#### The input
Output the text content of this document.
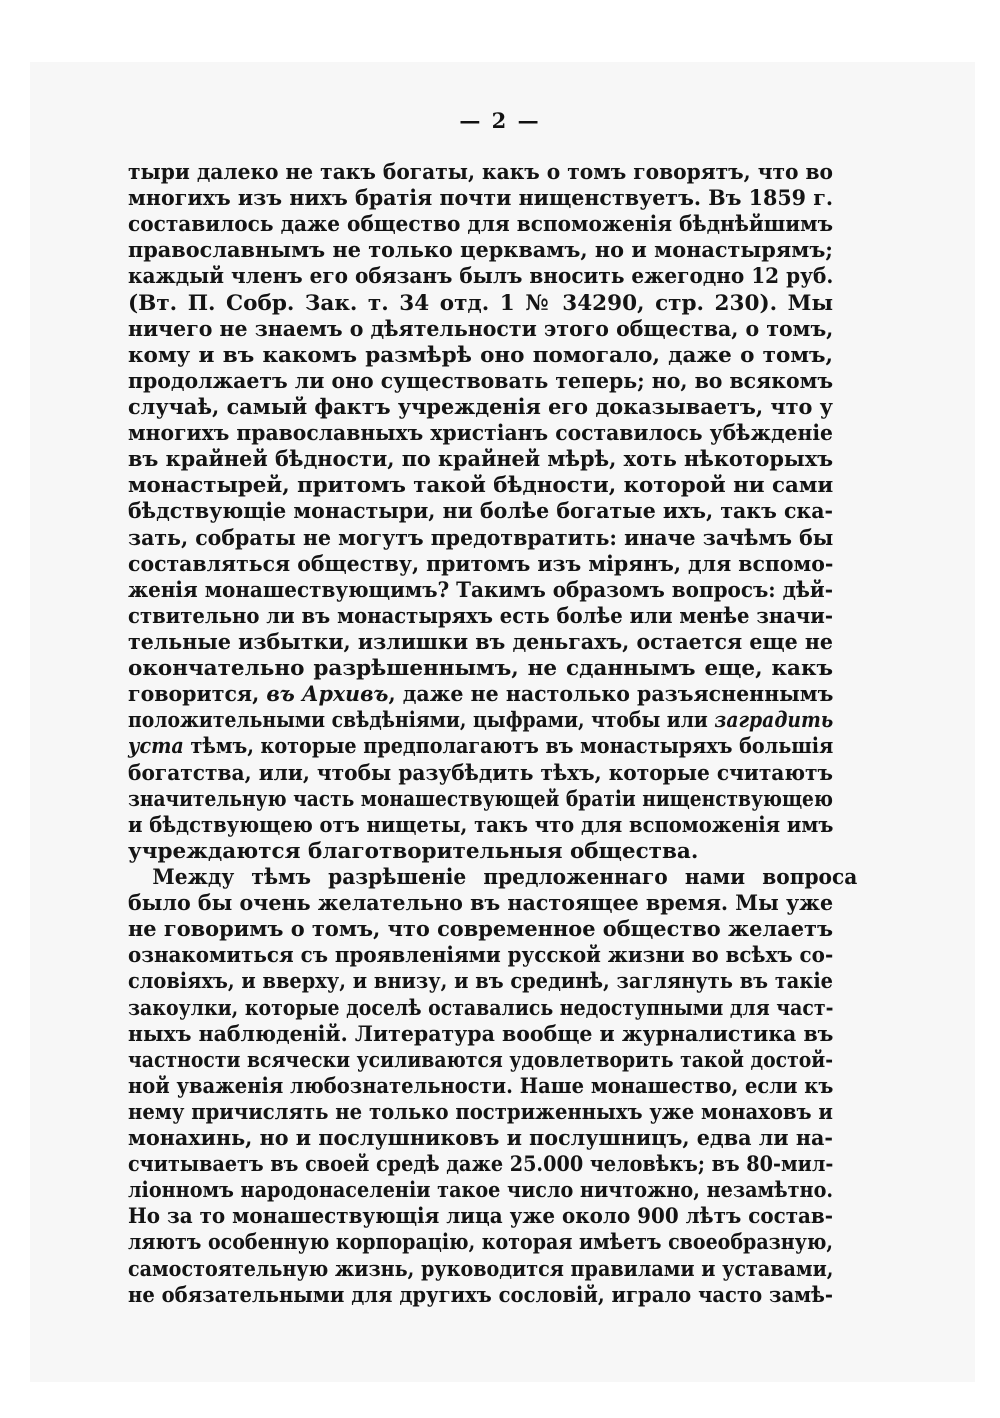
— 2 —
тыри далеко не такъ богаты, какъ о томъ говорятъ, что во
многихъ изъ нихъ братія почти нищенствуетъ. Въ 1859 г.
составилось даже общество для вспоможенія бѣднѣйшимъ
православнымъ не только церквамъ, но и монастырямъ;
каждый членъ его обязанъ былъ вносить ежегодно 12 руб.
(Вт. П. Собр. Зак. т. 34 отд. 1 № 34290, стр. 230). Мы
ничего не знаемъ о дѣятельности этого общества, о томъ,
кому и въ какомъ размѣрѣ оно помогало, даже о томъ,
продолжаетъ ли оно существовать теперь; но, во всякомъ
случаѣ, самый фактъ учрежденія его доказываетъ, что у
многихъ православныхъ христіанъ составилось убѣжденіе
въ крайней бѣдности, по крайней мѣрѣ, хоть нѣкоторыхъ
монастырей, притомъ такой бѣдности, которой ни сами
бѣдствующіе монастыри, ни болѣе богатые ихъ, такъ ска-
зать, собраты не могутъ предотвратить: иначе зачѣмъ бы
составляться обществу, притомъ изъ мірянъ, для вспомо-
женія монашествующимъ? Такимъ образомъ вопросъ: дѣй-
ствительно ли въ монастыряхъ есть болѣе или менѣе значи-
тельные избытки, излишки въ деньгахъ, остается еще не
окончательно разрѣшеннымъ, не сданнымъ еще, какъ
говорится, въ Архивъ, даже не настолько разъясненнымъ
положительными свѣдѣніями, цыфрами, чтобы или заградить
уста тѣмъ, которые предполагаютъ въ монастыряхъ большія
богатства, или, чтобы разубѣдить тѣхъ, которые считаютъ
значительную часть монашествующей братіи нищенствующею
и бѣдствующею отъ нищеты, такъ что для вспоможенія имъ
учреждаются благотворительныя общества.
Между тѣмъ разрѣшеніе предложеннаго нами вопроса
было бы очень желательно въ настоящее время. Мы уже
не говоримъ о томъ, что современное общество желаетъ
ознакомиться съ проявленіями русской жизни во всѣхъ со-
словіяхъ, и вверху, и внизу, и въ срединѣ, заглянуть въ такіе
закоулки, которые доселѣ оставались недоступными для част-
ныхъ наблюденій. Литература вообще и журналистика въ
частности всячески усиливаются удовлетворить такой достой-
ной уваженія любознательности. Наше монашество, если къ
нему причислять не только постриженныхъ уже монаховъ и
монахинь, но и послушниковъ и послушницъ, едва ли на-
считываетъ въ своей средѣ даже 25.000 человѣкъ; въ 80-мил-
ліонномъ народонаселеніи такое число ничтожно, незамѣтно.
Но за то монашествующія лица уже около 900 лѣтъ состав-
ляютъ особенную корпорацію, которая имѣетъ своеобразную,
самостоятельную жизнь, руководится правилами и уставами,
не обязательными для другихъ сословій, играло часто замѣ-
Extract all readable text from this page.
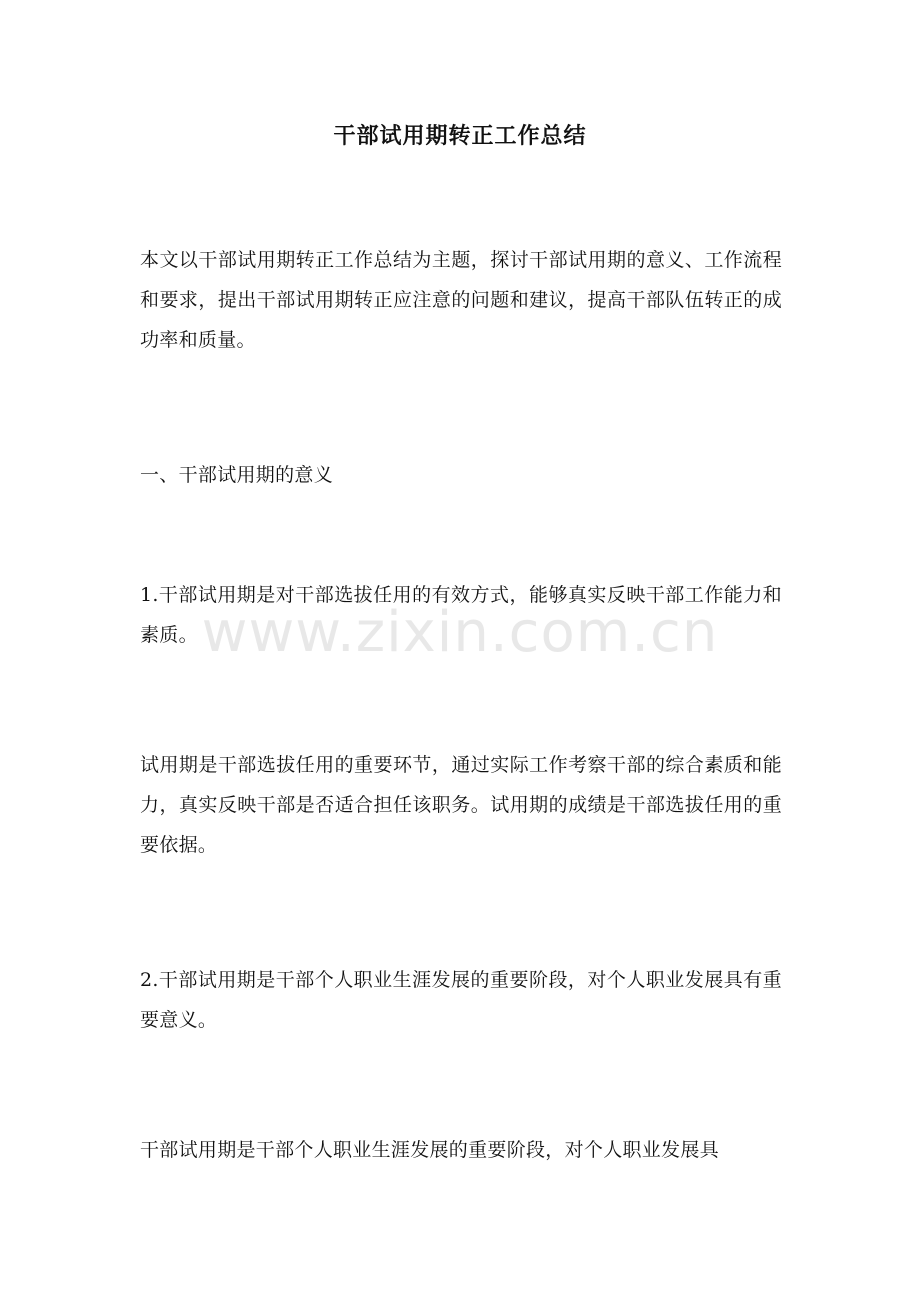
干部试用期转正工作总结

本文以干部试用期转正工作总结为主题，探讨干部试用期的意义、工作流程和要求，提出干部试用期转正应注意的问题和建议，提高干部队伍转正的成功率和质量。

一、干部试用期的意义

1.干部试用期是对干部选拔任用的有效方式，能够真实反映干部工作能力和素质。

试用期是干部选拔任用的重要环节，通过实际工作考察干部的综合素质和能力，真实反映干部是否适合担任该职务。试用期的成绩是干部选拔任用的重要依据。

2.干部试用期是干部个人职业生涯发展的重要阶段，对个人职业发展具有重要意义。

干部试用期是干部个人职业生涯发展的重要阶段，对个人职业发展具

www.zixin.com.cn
########
### Problem details
Set down nothing but the lines from the one containing "Extract all readable text from this page." to the final line above, both included, with every picture left out.

### Exercise response
Extract all readable text from this page.
干部试用期转正工作总结

本文以干部试用期转正工作总结为主题，探讨干部试用期的意义、工作流程和要求，提出干部试用期转正应注意的问题和建议，提高干部队伍转正的成功率和质量。

一、干部试用期的意义

1.干部试用期是对干部选拔任用的有效方式，能够真实反映干部工作能力和素质。

试用期是干部选拔任用的重要环节，通过实际工作考察干部的综合素质和能力，真实反映干部是否适合担任该职务。试用期的成绩是干部选拔任用的重要依据。

2.干部试用期是干部个人职业生涯发展的重要阶段，对个人职业发展具有重要意义。

干部试用期是干部个人职业生涯发展的重要阶段，对个人职业发展具

www.zixin.com.cn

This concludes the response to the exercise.